─── DATA FOR THE TASK
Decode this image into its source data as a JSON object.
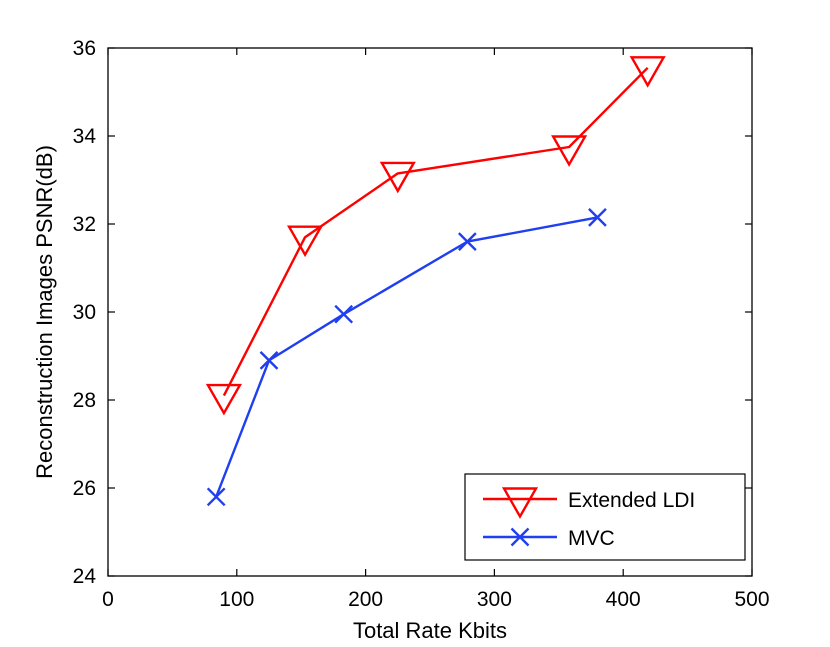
{
  "chart_data": {
    "type": "line",
    "title": "",
    "xlabel": "Total Rate Kbits",
    "ylabel": "Reconstruction Images PSNR(dB)",
    "xlim": [
      0,
      500
    ],
    "ylim": [
      24,
      36
    ],
    "xticks": [
      0,
      100,
      200,
      300,
      400,
      500
    ],
    "yticks": [
      24,
      26,
      28,
      30,
      32,
      34,
      36
    ],
    "grid": false,
    "legend_position": "bottom-right",
    "series": [
      {
        "name": "Extended LDI",
        "color": "#ff0000",
        "marker": "triangle-down",
        "x": [
          90,
          153,
          225,
          358,
          419
        ],
        "y": [
          28.1,
          31.7,
          33.15,
          33.75,
          35.55
        ]
      },
      {
        "name": "MVC",
        "color": "#1f3ff0",
        "marker": "x",
        "x": [
          84,
          125,
          183,
          279,
          380
        ],
        "y": [
          25.8,
          28.9,
          29.95,
          31.6,
          32.15
        ]
      }
    ]
  }
}
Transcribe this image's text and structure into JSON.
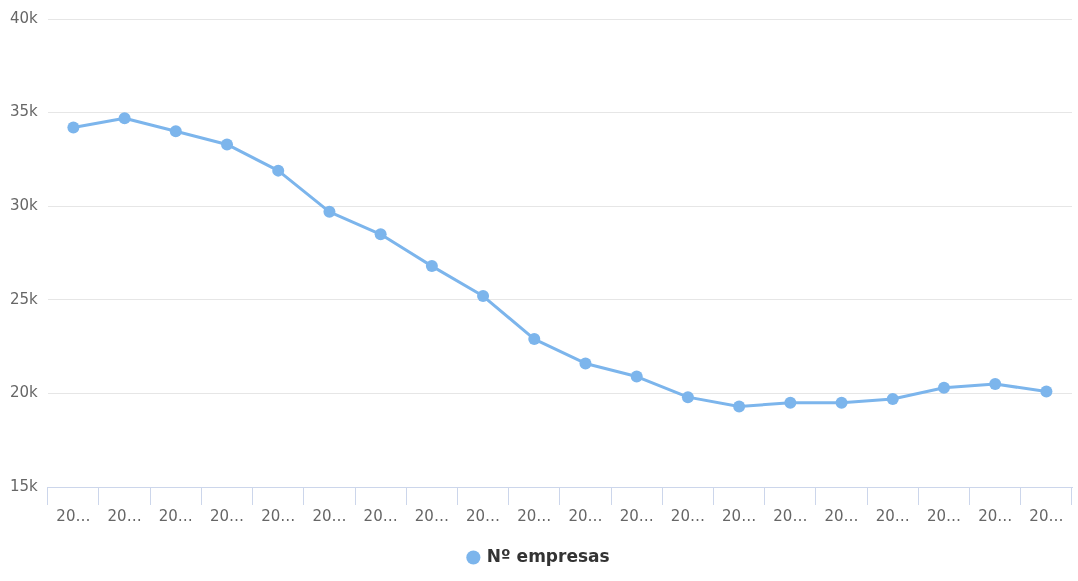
──────
(AIM): Output all of the entries verbatim, leaving out any images.

(WRITTEN SOLUTION):
Decode this image into its source data as a JSON object.
{
  "chart_data": {
    "type": "line",
    "title": "",
    "xlabel": "Total Rate Kbits",
    "ylabel": "Reconstruction Images PSNR(dB)",
    "xlim": [
      0,
      500
    ],
    "ylim": [
      24,
      36
    ],
    "xticks": [
      0,
      100,
      200,
      300,
      400,
      500
    ],
    "yticks": [
      24,
      26,
      28,
      30,
      32,
      34,
      36
    ],
    "grid": false,
    "legend_position": "bottom-right",
    "series": [
      {
        "name": "Extended LDI",
        "color": "#ff0000",
        "marker": "triangle-down",
        "x": [
          90,
          153,
          225,
          358,
          419
        ],
        "y": [
          28.1,
          31.7,
          33.15,
          33.75,
          35.55
        ]
      },
      {
        "name": "MVC",
        "color": "#1f3ff0",
        "marker": "x",
        "x": [
          84,
          125,
          183,
          279,
          380
        ],
        "y": [
          25.8,
          28.9,
          29.95,
          31.6,
          32.15
        ]
      }
    ]
  }
}
Transcribe this image's text and structure into JSON.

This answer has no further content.